# [Action item]
Print every record exactly, with nothing added or left out.

# [Source data]

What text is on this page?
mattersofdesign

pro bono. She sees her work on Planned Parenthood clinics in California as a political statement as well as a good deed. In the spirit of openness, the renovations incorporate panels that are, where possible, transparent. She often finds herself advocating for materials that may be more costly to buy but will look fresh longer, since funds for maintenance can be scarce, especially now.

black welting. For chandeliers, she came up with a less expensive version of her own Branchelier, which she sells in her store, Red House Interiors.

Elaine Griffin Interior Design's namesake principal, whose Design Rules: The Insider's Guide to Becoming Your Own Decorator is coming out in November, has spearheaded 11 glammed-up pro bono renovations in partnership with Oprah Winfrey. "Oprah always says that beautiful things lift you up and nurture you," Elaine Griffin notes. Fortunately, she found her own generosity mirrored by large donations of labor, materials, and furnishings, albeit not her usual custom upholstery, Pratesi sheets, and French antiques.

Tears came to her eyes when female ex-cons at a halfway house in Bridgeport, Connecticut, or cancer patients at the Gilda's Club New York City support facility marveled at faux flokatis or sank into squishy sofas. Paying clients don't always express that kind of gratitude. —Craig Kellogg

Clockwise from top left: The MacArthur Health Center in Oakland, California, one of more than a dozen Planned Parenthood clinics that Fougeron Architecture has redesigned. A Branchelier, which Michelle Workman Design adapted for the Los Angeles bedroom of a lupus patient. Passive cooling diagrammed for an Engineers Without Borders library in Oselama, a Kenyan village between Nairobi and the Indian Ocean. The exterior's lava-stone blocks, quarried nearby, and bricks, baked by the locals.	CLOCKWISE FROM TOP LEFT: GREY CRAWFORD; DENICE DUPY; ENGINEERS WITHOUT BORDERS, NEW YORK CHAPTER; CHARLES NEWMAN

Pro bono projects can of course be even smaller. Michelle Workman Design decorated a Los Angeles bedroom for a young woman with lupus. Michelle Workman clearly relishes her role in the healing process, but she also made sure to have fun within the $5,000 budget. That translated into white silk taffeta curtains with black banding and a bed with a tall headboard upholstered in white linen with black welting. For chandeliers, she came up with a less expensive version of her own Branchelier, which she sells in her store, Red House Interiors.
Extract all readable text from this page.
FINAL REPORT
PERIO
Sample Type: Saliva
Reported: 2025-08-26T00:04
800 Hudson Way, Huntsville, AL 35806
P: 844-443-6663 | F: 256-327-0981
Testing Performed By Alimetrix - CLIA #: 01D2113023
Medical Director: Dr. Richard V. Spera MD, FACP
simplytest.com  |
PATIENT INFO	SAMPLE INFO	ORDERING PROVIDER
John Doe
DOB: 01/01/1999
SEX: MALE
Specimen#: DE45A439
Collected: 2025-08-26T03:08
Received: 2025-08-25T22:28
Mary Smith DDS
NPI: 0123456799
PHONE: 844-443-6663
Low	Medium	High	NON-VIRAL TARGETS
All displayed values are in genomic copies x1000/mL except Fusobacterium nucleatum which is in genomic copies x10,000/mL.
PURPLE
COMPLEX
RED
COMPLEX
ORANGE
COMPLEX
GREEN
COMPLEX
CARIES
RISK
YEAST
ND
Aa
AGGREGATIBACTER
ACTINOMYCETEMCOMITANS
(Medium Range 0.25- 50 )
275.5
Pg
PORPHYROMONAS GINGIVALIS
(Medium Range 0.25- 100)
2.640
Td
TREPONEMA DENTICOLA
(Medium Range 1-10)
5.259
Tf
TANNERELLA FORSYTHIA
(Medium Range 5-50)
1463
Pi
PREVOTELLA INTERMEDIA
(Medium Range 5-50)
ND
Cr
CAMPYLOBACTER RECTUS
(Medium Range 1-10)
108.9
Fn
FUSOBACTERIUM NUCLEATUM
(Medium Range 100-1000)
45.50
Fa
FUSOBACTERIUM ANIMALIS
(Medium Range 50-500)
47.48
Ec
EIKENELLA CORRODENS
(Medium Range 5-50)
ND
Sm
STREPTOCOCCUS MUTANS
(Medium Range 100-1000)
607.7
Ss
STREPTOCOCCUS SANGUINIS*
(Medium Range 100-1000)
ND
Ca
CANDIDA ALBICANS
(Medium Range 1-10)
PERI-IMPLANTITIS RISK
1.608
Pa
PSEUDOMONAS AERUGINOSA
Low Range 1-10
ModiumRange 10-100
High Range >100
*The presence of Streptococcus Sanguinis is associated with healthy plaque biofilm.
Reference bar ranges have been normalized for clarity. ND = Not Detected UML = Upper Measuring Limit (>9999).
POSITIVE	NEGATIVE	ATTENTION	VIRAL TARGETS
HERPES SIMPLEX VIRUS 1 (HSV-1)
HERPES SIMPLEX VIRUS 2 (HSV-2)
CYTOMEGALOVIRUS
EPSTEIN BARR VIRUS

# [Response to the task]
What text is on this page?
mattersofdesign

pro bono. She sees her work on Planned Parenthood clinics in California as a political statement as well as a good deed. In the spirit of openness, the renovations incorporate panels that are, where possible, transparent. She often finds herself advocating for materials that may be more costly to buy but will look fresh longer, since funds for maintenance can be scarce, especially now.

black welting. For chandeliers, she came up with a less expensive version of her own Branchelier, which she sells in her store, Red House Interiors.

Elaine Griffin Interior Design's namesake principal, whose Design Rules: The Insider's Guide to Becoming Your Own Decorator is coming out in November, has spearheaded 11 glammed-up pro bono renovations in partnership with Oprah Winfrey. "Oprah always says that beautiful things lift you up and nurture you," Elaine Griffin notes. Fortunately, she found her own generosity mirrored by large donations of labor, materials, and furnishings, albeit not her usual custom upholstery, Pratesi sheets, and French antiques.

Tears came to her eyes when female ex-cons at a halfway house in Bridgeport, Connecticut, or cancer patients at the Gilda's Club New York City support facility marveled at faux flokatis or sank into squishy sofas. Paying clients don't always express that kind of gratitude. —Craig Kellogg

Clockwise from top left: The MacArthur Health Center in Oakland, California, one of more than a dozen Planned Parenthood clinics that Fougeron Architecture has redesigned. A Branchelier, which Michelle Workman Design adapted for the Los Angeles bedroom of a lupus patient. Passive cooling diagrammed for an Engineers Without Borders library in Oselama, a Kenyan village between Nairobi and the Indian Ocean. The exterior's lava-stone blocks, quarried nearby, and bricks, baked by the locals.	CLOCKWISE FROM TOP LEFT: GREY CRAWFORD; DENICE DUPY; ENGINEERS WITHOUT BORDERS, NEW YORK CHAPTER; CHARLES NEWMAN

Pro bono projects can of course be even smaller. Michelle Workman Design decorated a Los Angeles bedroom for a young woman with lupus. Michelle Workman clearly relishes her role in the healing process, but she also made sure to have fun within the $5,000 budget. That translated into white silk taffeta curtains with black banding and a bed with a tall headboard upholstered in white linen with black welting. For chandeliers, she came up with a less expensive version of her own Branchelier, which she sells in her store, Red House Interiors.
Extract all readable text from this page.
FINAL REPORT
PERIO
Sample Type: Saliva
Reported: 2025-08-26T00:04
800 Hudson Way, Huntsville, AL 35806
P: 844-443-6663 | F: 256-327-0981
Testing Performed By Alimetrix - CLIA #: 01D2113023
Medical Director: Dr. Richard V. Spera MD, FACP
simplytest.com  |
PATIENT INFO	SAMPLE INFO	ORDERING PROVIDER
John Doe
DOB: 01/01/1999
SEX: MALE
Specimen#: DE45A439
Collected: 2025-08-26T03:08
Received: 2025-08-25T22:28
Mary Smith DDS
NPI: 0123456799
PHONE: 844-443-6663
Low	Medium	High	NON-VIRAL TARGETS
All displayed values are in genomic copies x1000/mL except Fusobacterium nucleatum which is in genomic copies x10,000/mL.
PURPLE
COMPLEX
RED
COMPLEX
ORANGE
COMPLEX
GREEN
COMPLEX
CARIES
RISK
YEAST
ND
Aa
AGGREGATIBACTER
ACTINOMYCETEMCOMITANS
(Medium Range 0.25- 50 )
275.5
Pg
PORPHYROMONAS GINGIVALIS
(Medium Range 0.25- 100)
2.640
Td
TREPONEMA DENTICOLA
(Medium Range 1-10)
5.259
Tf
TANNERELLA FORSYTHIA
(Medium Range 5-50)
1463
Pi
PREVOTELLA INTERMEDIA
(Medium Range 5-50)
ND
Cr
CAMPYLOBACTER RECTUS
(Medium Range 1-10)
108.9
Fn
FUSOBACTERIUM NUCLEATUM
(Medium Range 100-1000)
45.50
Fa
FUSOBACTERIUM ANIMALIS
(Medium Range 50-500)
47.48
Ec
EIKENELLA CORRODENS
(Medium Range 5-50)
ND
Sm
STREPTOCOCCUS MUTANS
(Medium Range 100-1000)
607.7
Ss
STREPTOCOCCUS SANGUINIS*
(Medium Range 100-1000)
ND
Ca
CANDIDA ALBICANS
(Medium Range 1-10)
PERI-IMPLANTITIS RISK
1.608
Pa
PSEUDOMONAS AERUGINOSA
Low Range 1-10
ModiumRange 10-100
High Range >100
*The presence of Streptococcus Sanguinis is associated with healthy plaque biofilm.
Reference bar ranges have been normalized for clarity. ND = Not Detected UML = Upper Measuring Limit (>9999).
POSITIVE	NEGATIVE	ATTENTION	VIRAL TARGETS
HERPES SIMPLEX VIRUS 1 (HSV-1)
HERPES SIMPLEX VIRUS 2 (HSV-2)
CYTOMEGALOVIRUS
EPSTEIN BARR VIRUS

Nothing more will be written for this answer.